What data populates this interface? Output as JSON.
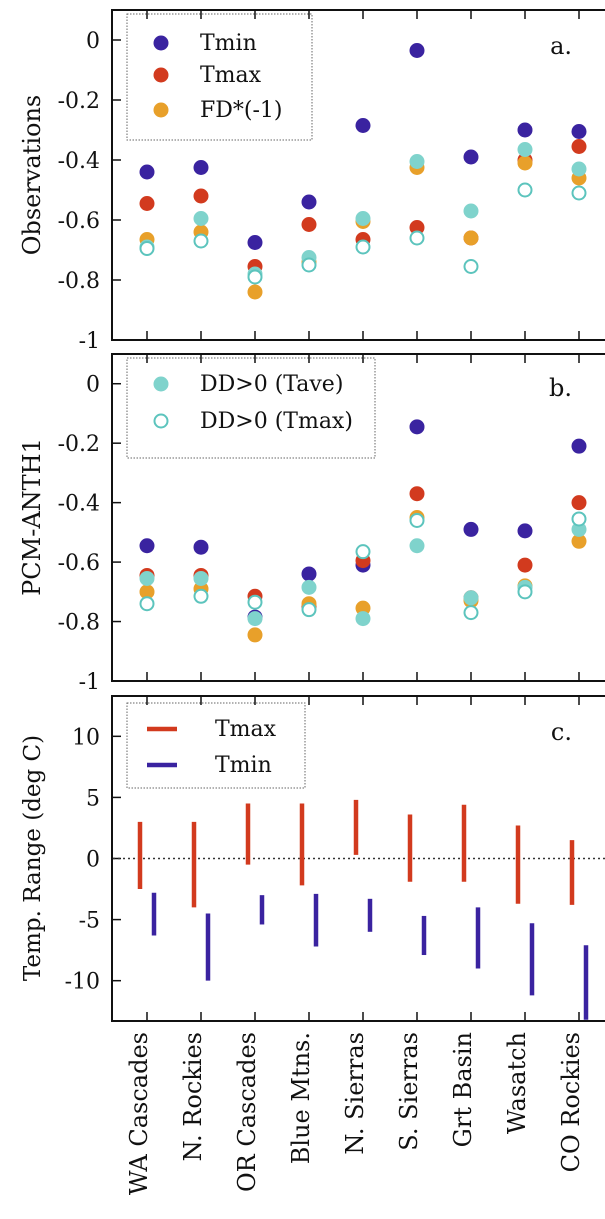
{
  "categories": [
    "WA Cascades",
    "N. Rockies",
    "OR Cascades",
    "Blue Mtns.",
    "N. Sierras",
    "S. Sierras",
    "Grt Basin",
    "Wasatch",
    "CO Rockies"
  ],
  "colors": {
    "tmin": "#3a23a0",
    "tmax": "#d23a1e",
    "fd": "#e8a02a",
    "dd_tave": "#7fd3cc",
    "dd_tmax_stroke": "#5cc4bd"
  },
  "chart_data": [
    {
      "type": "scatter",
      "panel_label": "a.",
      "ylabel": "Observations",
      "ylim": [
        -1,
        0.1
      ],
      "yticks": [
        0,
        -0.2,
        -0.4,
        -0.6,
        -0.8,
        -1
      ],
      "ytick_labels": [
        "0",
        "-0.2",
        "-0.4",
        "-0.6",
        "-0.8",
        "-1"
      ],
      "legend": {
        "placement": "top-left",
        "items": [
          {
            "label": "Tmin",
            "series": "tmin"
          },
          {
            "label": "Tmax",
            "series": "tmax"
          },
          {
            "label": "FD*(-1)",
            "series": "fd"
          }
        ]
      },
      "series": [
        {
          "key": "tmin",
          "name": "Tmin",
          "marker": "filled",
          "values": [
            -0.44,
            -0.425,
            -0.675,
            -0.54,
            -0.285,
            -0.035,
            -0.39,
            -0.3,
            -0.305
          ]
        },
        {
          "key": "tmax",
          "name": "Tmax",
          "marker": "filled",
          "values": [
            -0.545,
            -0.52,
            -0.755,
            -0.615,
            -0.665,
            -0.625,
            -0.66,
            -0.4,
            -0.355
          ]
        },
        {
          "key": "fd",
          "name": "FD*(-1)",
          "marker": "filled",
          "values": [
            -0.665,
            -0.64,
            -0.84,
            -0.74,
            -0.605,
            -0.425,
            -0.66,
            -0.41,
            -0.46
          ]
        },
        {
          "key": "dd_tave",
          "name": "DD>0 (Tave)",
          "marker": "filled",
          "values": [
            -0.69,
            -0.595,
            -0.78,
            -0.725,
            -0.595,
            -0.405,
            -0.57,
            -0.365,
            -0.43
          ]
        },
        {
          "key": "dd_tmax",
          "name": "DD>0 (Tmax)",
          "marker": "open",
          "values": [
            -0.695,
            -0.67,
            -0.79,
            -0.75,
            -0.69,
            -0.66,
            -0.755,
            -0.5,
            -0.51
          ]
        }
      ]
    },
    {
      "type": "scatter",
      "panel_label": "b.",
      "ylabel": "PCM-ANTH1",
      "ylim": [
        -1,
        0.1
      ],
      "yticks": [
        0,
        -0.2,
        -0.4,
        -0.6,
        -0.8,
        -1
      ],
      "ytick_labels": [
        "0",
        "-0.2",
        "-0.4",
        "-0.6",
        "-0.8",
        "-1"
      ],
      "legend": {
        "placement": "top-left",
        "items": [
          {
            "label": "DD>0 (Tave)",
            "series": "dd_tave"
          },
          {
            "label": "DD>0 (Tmax)",
            "series": "dd_tmax"
          }
        ]
      },
      "series": [
        {
          "key": "tmin",
          "name": "Tmin",
          "marker": "filled",
          "values": [
            -0.545,
            -0.55,
            -0.785,
            -0.64,
            -0.61,
            -0.145,
            -0.49,
            -0.495,
            -0.21
          ]
        },
        {
          "key": "tmax",
          "name": "Tmax",
          "marker": "filled",
          "values": [
            -0.645,
            -0.645,
            -0.715,
            -0.75,
            -0.595,
            -0.37,
            -0.72,
            -0.61,
            -0.4
          ]
        },
        {
          "key": "fd",
          "name": "FD*(-1)",
          "marker": "filled",
          "values": [
            -0.7,
            -0.69,
            -0.845,
            -0.74,
            -0.755,
            -0.45,
            -0.73,
            -0.68,
            -0.53
          ]
        },
        {
          "key": "dd_tave",
          "name": "DD>0 (Tave)",
          "marker": "filled",
          "values": [
            -0.655,
            -0.655,
            -0.79,
            -0.685,
            -0.79,
            -0.545,
            -0.72,
            -0.685,
            -0.49
          ]
        },
        {
          "key": "dd_tmax",
          "name": "DD>0 (Tmax)",
          "marker": "open",
          "values": [
            -0.74,
            -0.715,
            -0.735,
            -0.76,
            -0.565,
            -0.46,
            -0.77,
            -0.7,
            -0.455
          ]
        }
      ]
    },
    {
      "type": "range",
      "panel_label": "c.",
      "ylabel": "Temp. Range (deg C)",
      "ylim": [
        -13.3,
        13.3
      ],
      "yticks": [
        10,
        5,
        0,
        -5,
        -10
      ],
      "ytick_labels": [
        "10",
        "5",
        "0",
        "-5",
        "-10"
      ],
      "zero_line": true,
      "legend": {
        "placement": "top-left",
        "items": [
          {
            "label": "Tmax",
            "series": "tmax"
          },
          {
            "label": "Tmin",
            "series": "tmin"
          }
        ]
      },
      "series": [
        {
          "key": "tmax",
          "name": "Tmax",
          "ranges": [
            [
              -2.5,
              3.0
            ],
            [
              -4.0,
              3.0
            ],
            [
              -0.5,
              4.5
            ],
            [
              -2.2,
              4.5
            ],
            [
              0.3,
              4.8
            ],
            [
              -1.9,
              3.6
            ],
            [
              -1.9,
              4.4
            ],
            [
              -3.7,
              2.7
            ],
            [
              -3.8,
              1.5
            ]
          ]
        },
        {
          "key": "tmin",
          "name": "Tmin",
          "ranges": [
            [
              -6.3,
              -2.8
            ],
            [
              -10.0,
              -4.5
            ],
            [
              -5.4,
              -3.0
            ],
            [
              -7.2,
              -2.9
            ],
            [
              -6.0,
              -3.3
            ],
            [
              -7.9,
              -4.7
            ],
            [
              -9.0,
              -4.0
            ],
            [
              -11.2,
              -5.3
            ],
            [
              -13.2,
              -7.1
            ]
          ]
        }
      ]
    }
  ]
}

> _Goal of the exercise_: Transcribe the records above exactly as they appear, leaving out any pictures.

> _Result_:
What data populates this interface? Output as JSON.
{
  "categories": [
    "WA Cascades",
    "N. Rockies",
    "OR Cascades",
    "Blue Mtns.",
    "N. Sierras",
    "S. Sierras",
    "Grt Basin",
    "Wasatch",
    "CO Rockies"
  ],
  "colors": {
    "tmin": "#3a23a0",
    "tmax": "#d23a1e",
    "fd": "#e8a02a",
    "dd_tave": "#7fd3cc",
    "dd_tmax_stroke": "#5cc4bd"
  },
  "chart_data": [
    {
      "type": "scatter",
      "panel_label": "a.",
      "ylabel": "Observations",
      "ylim": [
        -1,
        0.1
      ],
      "yticks": [
        0,
        -0.2,
        -0.4,
        -0.6,
        -0.8,
        -1
      ],
      "ytick_labels": [
        "0",
        "-0.2",
        "-0.4",
        "-0.6",
        "-0.8",
        "-1"
      ],
      "legend": {
        "placement": "top-left",
        "items": [
          {
            "label": "Tmin",
            "series": "tmin"
          },
          {
            "label": "Tmax",
            "series": "tmax"
          },
          {
            "label": "FD*(-1)",
            "series": "fd"
          }
        ]
      },
      "series": [
        {
          "key": "tmin",
          "name": "Tmin",
          "marker": "filled",
          "values": [
            -0.44,
            -0.425,
            -0.675,
            -0.54,
            -0.285,
            -0.035,
            -0.39,
            -0.3,
            -0.305
          ]
        },
        {
          "key": "tmax",
          "name": "Tmax",
          "marker": "filled",
          "values": [
            -0.545,
            -0.52,
            -0.755,
            -0.615,
            -0.665,
            -0.625,
            -0.66,
            -0.4,
            -0.355
          ]
        },
        {
          "key": "fd",
          "name": "FD*(-1)",
          "marker": "filled",
          "values": [
            -0.665,
            -0.64,
            -0.84,
            -0.74,
            -0.605,
            -0.425,
            -0.66,
            -0.41,
            -0.46
          ]
        },
        {
          "key": "dd_tave",
          "name": "DD>0 (Tave)",
          "marker": "filled",
          "values": [
            -0.69,
            -0.595,
            -0.78,
            -0.725,
            -0.595,
            -0.405,
            -0.57,
            -0.365,
            -0.43
          ]
        },
        {
          "key": "dd_tmax",
          "name": "DD>0 (Tmax)",
          "marker": "open",
          "values": [
            -0.695,
            -0.67,
            -0.79,
            -0.75,
            -0.69,
            -0.66,
            -0.755,
            -0.5,
            -0.51
          ]
        }
      ]
    },
    {
      "type": "scatter",
      "panel_label": "b.",
      "ylabel": "PCM-ANTH1",
      "ylim": [
        -1,
        0.1
      ],
      "yticks": [
        0,
        -0.2,
        -0.4,
        -0.6,
        -0.8,
        -1
      ],
      "ytick_labels": [
        "0",
        "-0.2",
        "-0.4",
        "-0.6",
        "-0.8",
        "-1"
      ],
      "legend": {
        "placement": "top-left",
        "items": [
          {
            "label": "DD>0 (Tave)",
            "series": "dd_tave"
          },
          {
            "label": "DD>0 (Tmax)",
            "series": "dd_tmax"
          }
        ]
      },
      "series": [
        {
          "key": "tmin",
          "name": "Tmin",
          "marker": "filled",
          "values": [
            -0.545,
            -0.55,
            -0.785,
            -0.64,
            -0.61,
            -0.145,
            -0.49,
            -0.495,
            -0.21
          ]
        },
        {
          "key": "tmax",
          "name": "Tmax",
          "marker": "filled",
          "values": [
            -0.645,
            -0.645,
            -0.715,
            -0.75,
            -0.595,
            -0.37,
            -0.72,
            -0.61,
            -0.4
          ]
        },
        {
          "key": "fd",
          "name": "FD*(-1)",
          "marker": "filled",
          "values": [
            -0.7,
            -0.69,
            -0.845,
            -0.74,
            -0.755,
            -0.45,
            -0.73,
            -0.68,
            -0.53
          ]
        },
        {
          "key": "dd_tave",
          "name": "DD>0 (Tave)",
          "marker": "filled",
          "values": [
            -0.655,
            -0.655,
            -0.79,
            -0.685,
            -0.79,
            -0.545,
            -0.72,
            -0.685,
            -0.49
          ]
        },
        {
          "key": "dd_tmax",
          "name": "DD>0 (Tmax)",
          "marker": "open",
          "values": [
            -0.74,
            -0.715,
            -0.735,
            -0.76,
            -0.565,
            -0.46,
            -0.77,
            -0.7,
            -0.455
          ]
        }
      ]
    },
    {
      "type": "range",
      "panel_label": "c.",
      "ylabel": "Temp. Range (deg C)",
      "ylim": [
        -13.3,
        13.3
      ],
      "yticks": [
        10,
        5,
        0,
        -5,
        -10
      ],
      "ytick_labels": [
        "10",
        "5",
        "0",
        "-5",
        "-10"
      ],
      "zero_line": true,
      "legend": {
        "placement": "top-left",
        "items": [
          {
            "label": "Tmax",
            "series": "tmax"
          },
          {
            "label": "Tmin",
            "series": "tmin"
          }
        ]
      },
      "series": [
        {
          "key": "tmax",
          "name": "Tmax",
          "ranges": [
            [
              -2.5,
              3.0
            ],
            [
              -4.0,
              3.0
            ],
            [
              -0.5,
              4.5
            ],
            [
              -2.2,
              4.5
            ],
            [
              0.3,
              4.8
            ],
            [
              -1.9,
              3.6
            ],
            [
              -1.9,
              4.4
            ],
            [
              -3.7,
              2.7
            ],
            [
              -3.8,
              1.5
            ]
          ]
        },
        {
          "key": "tmin",
          "name": "Tmin",
          "ranges": [
            [
              -6.3,
              -2.8
            ],
            [
              -10.0,
              -4.5
            ],
            [
              -5.4,
              -3.0
            ],
            [
              -7.2,
              -2.9
            ],
            [
              -6.0,
              -3.3
            ],
            [
              -7.9,
              -4.7
            ],
            [
              -9.0,
              -4.0
            ],
            [
              -11.2,
              -5.3
            ],
            [
              -13.2,
              -7.1
            ]
          ]
        }
      ]
    }
  ]
}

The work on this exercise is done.